__Instructions to follow__
Extract the entries in their exact form.

(Records that describe figures)
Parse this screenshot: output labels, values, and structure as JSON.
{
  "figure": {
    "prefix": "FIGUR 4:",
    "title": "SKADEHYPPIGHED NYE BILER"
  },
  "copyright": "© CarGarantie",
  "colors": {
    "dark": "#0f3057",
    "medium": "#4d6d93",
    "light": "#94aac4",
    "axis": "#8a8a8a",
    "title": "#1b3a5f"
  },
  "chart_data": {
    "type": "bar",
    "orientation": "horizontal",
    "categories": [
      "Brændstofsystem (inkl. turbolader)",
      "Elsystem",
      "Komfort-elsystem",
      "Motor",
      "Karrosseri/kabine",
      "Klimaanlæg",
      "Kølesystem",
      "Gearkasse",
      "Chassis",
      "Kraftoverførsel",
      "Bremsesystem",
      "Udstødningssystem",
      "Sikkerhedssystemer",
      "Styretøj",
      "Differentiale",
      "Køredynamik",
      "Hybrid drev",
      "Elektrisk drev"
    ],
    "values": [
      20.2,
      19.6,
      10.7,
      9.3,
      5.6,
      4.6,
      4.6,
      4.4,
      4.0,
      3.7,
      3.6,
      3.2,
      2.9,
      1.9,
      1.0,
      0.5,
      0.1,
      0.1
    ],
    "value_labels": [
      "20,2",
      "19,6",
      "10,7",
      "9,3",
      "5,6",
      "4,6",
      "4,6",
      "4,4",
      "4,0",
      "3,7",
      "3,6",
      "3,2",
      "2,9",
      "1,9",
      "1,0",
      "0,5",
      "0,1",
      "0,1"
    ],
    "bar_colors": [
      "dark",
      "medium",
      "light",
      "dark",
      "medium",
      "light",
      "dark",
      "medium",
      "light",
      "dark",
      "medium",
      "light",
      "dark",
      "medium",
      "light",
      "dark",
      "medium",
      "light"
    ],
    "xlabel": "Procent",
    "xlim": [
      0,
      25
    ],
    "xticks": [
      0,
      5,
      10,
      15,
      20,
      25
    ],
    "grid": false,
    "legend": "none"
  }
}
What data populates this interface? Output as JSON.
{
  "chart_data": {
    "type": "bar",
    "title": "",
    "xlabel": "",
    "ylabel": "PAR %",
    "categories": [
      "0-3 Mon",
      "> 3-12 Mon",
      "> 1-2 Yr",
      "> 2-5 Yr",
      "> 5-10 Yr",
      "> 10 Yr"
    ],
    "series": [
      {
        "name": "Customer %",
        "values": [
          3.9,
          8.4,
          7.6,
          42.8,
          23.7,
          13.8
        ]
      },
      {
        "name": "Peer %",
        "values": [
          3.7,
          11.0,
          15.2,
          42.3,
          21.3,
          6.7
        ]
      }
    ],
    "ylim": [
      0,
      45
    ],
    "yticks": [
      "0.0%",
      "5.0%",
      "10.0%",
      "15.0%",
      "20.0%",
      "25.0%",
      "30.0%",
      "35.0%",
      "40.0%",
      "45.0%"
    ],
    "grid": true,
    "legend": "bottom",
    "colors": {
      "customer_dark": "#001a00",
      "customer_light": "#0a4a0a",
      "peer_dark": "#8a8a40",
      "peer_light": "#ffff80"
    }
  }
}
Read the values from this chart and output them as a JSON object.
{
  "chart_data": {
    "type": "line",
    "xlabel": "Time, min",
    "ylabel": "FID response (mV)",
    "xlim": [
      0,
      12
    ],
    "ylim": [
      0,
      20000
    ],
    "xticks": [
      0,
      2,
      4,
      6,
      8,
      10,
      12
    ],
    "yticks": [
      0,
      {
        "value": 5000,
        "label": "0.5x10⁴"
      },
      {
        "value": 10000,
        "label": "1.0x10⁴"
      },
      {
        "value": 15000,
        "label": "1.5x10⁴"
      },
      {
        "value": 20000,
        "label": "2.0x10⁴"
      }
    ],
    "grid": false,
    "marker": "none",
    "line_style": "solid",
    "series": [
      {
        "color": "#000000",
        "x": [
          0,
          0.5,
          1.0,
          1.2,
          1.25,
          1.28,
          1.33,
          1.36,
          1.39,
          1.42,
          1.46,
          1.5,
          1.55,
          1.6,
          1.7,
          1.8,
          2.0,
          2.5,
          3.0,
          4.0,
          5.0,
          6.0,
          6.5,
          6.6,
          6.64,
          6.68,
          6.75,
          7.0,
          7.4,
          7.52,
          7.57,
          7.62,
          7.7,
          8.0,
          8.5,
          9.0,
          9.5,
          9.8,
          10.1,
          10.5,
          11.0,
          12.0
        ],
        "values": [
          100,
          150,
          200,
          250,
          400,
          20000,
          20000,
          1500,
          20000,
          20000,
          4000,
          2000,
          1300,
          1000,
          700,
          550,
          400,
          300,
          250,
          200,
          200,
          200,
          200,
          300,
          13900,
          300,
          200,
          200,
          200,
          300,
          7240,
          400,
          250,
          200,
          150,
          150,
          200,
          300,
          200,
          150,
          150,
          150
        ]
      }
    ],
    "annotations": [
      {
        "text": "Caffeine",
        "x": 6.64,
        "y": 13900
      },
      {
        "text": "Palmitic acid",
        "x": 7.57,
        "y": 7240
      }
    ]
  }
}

__Written solution__
Parse this screenshot: output labels, values, and structure as JSON.
{
  "figure": {
    "prefix": "FIGUR 4:",
    "title": "SKADEHYPPIGHED NYE BILER"
  },
  "copyright": "© CarGarantie",
  "colors": {
    "dark": "#0f3057",
    "medium": "#4d6d93",
    "light": "#94aac4",
    "axis": "#8a8a8a",
    "title": "#1b3a5f"
  },
  "chart_data": {
    "type": "bar",
    "orientation": "horizontal",
    "categories": [
      "Brændstofsystem (inkl. turbolader)",
      "Elsystem",
      "Komfort-elsystem",
      "Motor",
      "Karrosseri/kabine",
      "Klimaanlæg",
      "Kølesystem",
      "Gearkasse",
      "Chassis",
      "Kraftoverførsel",
      "Bremsesystem",
      "Udstødningssystem",
      "Sikkerhedssystemer",
      "Styretøj",
      "Differentiale",
      "Køredynamik",
      "Hybrid drev",
      "Elektrisk drev"
    ],
    "values": [
      20.2,
      19.6,
      10.7,
      9.3,
      5.6,
      4.6,
      4.6,
      4.4,
      4.0,
      3.7,
      3.6,
      3.2,
      2.9,
      1.9,
      1.0,
      0.5,
      0.1,
      0.1
    ],
    "value_labels": [
      "20,2",
      "19,6",
      "10,7",
      "9,3",
      "5,6",
      "4,6",
      "4,6",
      "4,4",
      "4,0",
      "3,7",
      "3,6",
      "3,2",
      "2,9",
      "1,9",
      "1,0",
      "0,5",
      "0,1",
      "0,1"
    ],
    "bar_colors": [
      "dark",
      "medium",
      "light",
      "dark",
      "medium",
      "light",
      "dark",
      "medium",
      "light",
      "dark",
      "medium",
      "light",
      "dark",
      "medium",
      "light",
      "dark",
      "medium",
      "light"
    ],
    "xlabel": "Procent",
    "xlim": [
      0,
      25
    ],
    "xticks": [
      0,
      5,
      10,
      15,
      20,
      25
    ],
    "grid": false,
    "legend": "none"
  }
}
What data populates this interface? Output as JSON.
{
  "chart_data": {
    "type": "bar",
    "title": "",
    "xlabel": "",
    "ylabel": "PAR %",
    "categories": [
      "0-3 Mon",
      "> 3-12 Mon",
      "> 1-2 Yr",
      "> 2-5 Yr",
      "> 5-10 Yr",
      "> 10 Yr"
    ],
    "series": [
      {
        "name": "Customer %",
        "values": [
          3.9,
          8.4,
          7.6,
          42.8,
          23.7,
          13.8
        ]
      },
      {
        "name": "Peer %",
        "values": [
          3.7,
          11.0,
          15.2,
          42.3,
          21.3,
          6.7
        ]
      }
    ],
    "ylim": [
      0,
      45
    ],
    "yticks": [
      "0.0%",
      "5.0%",
      "10.0%",
      "15.0%",
      "20.0%",
      "25.0%",
      "30.0%",
      "35.0%",
      "40.0%",
      "45.0%"
    ],
    "grid": true,
    "legend": "bottom",
    "colors": {
      "customer_dark": "#001a00",
      "customer_light": "#0a4a0a",
      "peer_dark": "#8a8a40",
      "peer_light": "#ffff80"
    }
  }
}
Read the values from this chart and output them as a JSON object.
{
  "chart_data": {
    "type": "line",
    "xlabel": "Time, min",
    "ylabel": "FID response (mV)",
    "xlim": [
      0,
      12
    ],
    "ylim": [
      0,
      20000
    ],
    "xticks": [
      0,
      2,
      4,
      6,
      8,
      10,
      12
    ],
    "yticks": [
      0,
      {
        "value": 5000,
        "label": "0.5x10⁴"
      },
      {
        "value": 10000,
        "label": "1.0x10⁴"
      },
      {
        "value": 15000,
        "label": "1.5x10⁴"
      },
      {
        "value": 20000,
        "label": "2.0x10⁴"
      }
    ],
    "grid": false,
    "marker": "none",
    "line_style": "solid",
    "series": [
      {
        "color": "#000000",
        "x": [
          0,
          0.5,
          1.0,
          1.2,
          1.25,
          1.28,
          1.33,
          1.36,
          1.39,
          1.42,
          1.46,
          1.5,
          1.55,
          1.6,
          1.7,
          1.8,
          2.0,
          2.5,
          3.0,
          4.0,
          5.0,
          6.0,
          6.5,
          6.6,
          6.64,
          6.68,
          6.75,
          7.0,
          7.4,
          7.52,
          7.57,
          7.62,
          7.7,
          8.0,
          8.5,
          9.0,
          9.5,
          9.8,
          10.1,
          10.5,
          11.0,
          12.0
        ],
        "values": [
          100,
          150,
          200,
          250,
          400,
          20000,
          20000,
          1500,
          20000,
          20000,
          4000,
          2000,
          1300,
          1000,
          700,
          550,
          400,
          300,
          250,
          200,
          200,
          200,
          200,
          300,
          13900,
          300,
          200,
          200,
          200,
          300,
          7240,
          400,
          250,
          200,
          150,
          150,
          200,
          300,
          200,
          150,
          150,
          150
        ]
      }
    ],
    "annotations": [
      {
        "text": "Caffeine",
        "x": 6.64,
        "y": 13900
      },
      {
        "text": "Palmitic acid",
        "x": 7.57,
        "y": 7240
      }
    ]
  }
}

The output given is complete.